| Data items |
------------------------------------
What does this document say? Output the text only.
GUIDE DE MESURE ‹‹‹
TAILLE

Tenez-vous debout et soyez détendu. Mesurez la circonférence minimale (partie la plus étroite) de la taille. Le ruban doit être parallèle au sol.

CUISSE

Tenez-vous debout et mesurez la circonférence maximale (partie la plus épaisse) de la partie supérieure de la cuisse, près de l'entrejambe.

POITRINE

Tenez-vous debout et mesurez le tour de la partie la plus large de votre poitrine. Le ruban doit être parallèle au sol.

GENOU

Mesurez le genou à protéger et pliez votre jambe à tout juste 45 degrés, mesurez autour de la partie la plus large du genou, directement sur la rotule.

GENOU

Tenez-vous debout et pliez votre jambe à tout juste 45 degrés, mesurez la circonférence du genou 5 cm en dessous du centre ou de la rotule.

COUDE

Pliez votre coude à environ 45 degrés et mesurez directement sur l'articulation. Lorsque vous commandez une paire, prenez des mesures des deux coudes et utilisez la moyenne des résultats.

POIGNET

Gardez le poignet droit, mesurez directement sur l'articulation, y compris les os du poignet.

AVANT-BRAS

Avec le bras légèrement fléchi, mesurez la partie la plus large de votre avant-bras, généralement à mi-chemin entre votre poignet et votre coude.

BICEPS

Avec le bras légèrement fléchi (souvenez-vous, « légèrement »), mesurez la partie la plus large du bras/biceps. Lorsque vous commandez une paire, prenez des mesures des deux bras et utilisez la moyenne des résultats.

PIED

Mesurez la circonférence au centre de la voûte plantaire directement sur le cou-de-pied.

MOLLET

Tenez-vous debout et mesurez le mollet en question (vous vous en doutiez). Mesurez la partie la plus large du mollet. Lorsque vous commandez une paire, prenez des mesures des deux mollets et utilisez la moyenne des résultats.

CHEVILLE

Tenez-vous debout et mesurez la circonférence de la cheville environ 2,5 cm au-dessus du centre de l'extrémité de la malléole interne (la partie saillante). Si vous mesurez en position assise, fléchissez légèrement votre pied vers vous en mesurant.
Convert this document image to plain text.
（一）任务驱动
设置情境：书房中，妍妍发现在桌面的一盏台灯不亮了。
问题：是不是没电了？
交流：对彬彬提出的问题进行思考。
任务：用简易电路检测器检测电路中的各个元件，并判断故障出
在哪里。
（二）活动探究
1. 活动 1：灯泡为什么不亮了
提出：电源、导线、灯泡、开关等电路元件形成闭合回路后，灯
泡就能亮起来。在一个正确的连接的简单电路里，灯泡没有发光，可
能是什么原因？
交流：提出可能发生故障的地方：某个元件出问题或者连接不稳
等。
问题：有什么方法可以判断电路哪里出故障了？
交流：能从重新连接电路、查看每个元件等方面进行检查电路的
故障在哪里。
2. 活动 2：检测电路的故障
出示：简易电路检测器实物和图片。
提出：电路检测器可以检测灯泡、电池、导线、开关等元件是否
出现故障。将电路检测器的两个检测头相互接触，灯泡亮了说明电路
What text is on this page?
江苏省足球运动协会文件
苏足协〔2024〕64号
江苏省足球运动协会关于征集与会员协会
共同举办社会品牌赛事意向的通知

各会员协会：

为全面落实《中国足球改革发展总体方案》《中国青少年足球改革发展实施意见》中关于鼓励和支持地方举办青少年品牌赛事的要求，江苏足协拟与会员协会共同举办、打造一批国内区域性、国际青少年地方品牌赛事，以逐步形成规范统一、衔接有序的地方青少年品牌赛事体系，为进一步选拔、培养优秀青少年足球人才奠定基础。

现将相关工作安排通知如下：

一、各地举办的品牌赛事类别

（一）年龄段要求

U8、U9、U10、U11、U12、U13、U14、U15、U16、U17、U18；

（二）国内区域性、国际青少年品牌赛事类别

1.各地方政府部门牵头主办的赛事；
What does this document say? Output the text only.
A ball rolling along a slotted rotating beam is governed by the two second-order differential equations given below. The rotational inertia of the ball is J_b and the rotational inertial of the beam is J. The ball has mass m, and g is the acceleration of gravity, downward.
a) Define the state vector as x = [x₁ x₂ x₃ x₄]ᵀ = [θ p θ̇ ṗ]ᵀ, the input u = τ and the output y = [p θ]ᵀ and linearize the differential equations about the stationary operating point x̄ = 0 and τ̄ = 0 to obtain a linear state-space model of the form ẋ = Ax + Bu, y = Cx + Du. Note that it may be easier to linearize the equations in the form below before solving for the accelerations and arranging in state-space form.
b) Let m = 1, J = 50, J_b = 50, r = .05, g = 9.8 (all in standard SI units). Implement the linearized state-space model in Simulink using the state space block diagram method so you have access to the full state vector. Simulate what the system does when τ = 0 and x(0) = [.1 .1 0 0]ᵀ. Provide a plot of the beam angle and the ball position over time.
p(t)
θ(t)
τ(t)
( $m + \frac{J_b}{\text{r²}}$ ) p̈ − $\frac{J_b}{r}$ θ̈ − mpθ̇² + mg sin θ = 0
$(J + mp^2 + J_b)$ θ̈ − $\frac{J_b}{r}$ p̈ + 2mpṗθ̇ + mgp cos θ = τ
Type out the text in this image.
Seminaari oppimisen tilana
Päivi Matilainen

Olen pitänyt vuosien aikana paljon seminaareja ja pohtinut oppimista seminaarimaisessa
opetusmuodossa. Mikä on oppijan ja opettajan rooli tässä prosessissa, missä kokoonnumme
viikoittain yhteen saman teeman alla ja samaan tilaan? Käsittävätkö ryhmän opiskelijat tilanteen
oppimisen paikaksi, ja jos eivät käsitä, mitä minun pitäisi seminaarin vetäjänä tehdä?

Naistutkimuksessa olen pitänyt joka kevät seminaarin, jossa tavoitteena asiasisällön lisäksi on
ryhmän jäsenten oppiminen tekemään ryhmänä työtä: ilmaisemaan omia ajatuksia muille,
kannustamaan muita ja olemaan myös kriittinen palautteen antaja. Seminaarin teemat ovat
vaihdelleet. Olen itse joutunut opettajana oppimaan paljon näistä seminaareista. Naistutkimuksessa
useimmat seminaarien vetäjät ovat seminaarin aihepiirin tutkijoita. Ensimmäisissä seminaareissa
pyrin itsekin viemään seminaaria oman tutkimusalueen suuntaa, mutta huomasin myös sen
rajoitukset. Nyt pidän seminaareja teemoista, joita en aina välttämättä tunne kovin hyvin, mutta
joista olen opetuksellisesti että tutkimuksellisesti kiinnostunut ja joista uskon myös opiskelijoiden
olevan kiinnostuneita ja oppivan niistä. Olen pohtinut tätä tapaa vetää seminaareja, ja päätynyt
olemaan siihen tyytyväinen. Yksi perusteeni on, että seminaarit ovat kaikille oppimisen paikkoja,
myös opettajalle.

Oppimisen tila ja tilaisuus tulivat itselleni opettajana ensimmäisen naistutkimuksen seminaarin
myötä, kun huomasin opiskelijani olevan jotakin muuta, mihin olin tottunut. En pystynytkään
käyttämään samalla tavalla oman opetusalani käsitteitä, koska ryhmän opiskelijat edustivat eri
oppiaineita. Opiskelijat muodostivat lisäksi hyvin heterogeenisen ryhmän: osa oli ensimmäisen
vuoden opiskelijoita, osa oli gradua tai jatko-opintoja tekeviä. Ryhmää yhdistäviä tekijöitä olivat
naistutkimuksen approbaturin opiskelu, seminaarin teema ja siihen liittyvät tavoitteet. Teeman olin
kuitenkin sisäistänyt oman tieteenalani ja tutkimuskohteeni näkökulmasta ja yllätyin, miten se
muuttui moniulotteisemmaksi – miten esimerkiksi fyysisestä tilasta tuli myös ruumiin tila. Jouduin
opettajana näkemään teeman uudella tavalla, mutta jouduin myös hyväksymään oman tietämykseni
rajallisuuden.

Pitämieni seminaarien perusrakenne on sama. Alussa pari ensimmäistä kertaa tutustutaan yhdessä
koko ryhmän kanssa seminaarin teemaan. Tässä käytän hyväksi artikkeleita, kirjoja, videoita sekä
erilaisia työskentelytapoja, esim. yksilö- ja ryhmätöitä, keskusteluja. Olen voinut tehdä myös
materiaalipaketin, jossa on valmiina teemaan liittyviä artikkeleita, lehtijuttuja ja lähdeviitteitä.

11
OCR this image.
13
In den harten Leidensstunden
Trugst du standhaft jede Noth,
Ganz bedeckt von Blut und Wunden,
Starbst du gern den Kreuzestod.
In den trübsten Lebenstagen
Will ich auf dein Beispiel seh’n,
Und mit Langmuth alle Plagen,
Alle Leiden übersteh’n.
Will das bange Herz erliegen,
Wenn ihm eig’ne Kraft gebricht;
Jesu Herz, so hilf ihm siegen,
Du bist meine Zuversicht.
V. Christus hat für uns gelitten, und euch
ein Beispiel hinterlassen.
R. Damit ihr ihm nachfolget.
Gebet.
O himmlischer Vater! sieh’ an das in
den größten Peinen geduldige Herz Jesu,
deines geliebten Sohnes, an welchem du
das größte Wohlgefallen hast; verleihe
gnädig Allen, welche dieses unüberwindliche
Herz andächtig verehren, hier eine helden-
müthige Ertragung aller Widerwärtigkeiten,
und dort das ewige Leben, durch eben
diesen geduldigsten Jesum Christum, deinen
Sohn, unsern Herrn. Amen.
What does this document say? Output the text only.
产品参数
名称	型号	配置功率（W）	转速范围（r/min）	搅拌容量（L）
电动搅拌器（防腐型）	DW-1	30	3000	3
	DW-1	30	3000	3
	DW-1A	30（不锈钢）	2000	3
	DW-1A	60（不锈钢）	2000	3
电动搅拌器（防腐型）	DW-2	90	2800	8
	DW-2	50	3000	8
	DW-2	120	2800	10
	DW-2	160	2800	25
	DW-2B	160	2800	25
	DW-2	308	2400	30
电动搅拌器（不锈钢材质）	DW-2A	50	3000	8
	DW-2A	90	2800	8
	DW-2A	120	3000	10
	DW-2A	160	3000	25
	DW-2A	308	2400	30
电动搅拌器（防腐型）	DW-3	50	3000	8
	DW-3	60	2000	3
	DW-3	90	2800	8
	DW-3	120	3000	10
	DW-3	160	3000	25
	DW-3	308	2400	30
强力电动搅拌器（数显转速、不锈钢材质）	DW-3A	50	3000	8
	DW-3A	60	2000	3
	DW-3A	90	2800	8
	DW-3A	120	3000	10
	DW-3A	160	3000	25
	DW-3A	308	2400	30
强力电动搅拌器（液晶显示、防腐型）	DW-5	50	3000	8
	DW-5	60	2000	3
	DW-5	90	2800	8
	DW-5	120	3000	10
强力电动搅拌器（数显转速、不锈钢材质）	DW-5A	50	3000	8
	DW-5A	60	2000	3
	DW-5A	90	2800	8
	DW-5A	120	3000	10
------------------------------------
| Problem |
Determine the number of lines in the listing that hold the word "environ", and supply that number and nothing further.

| Exercise response |
2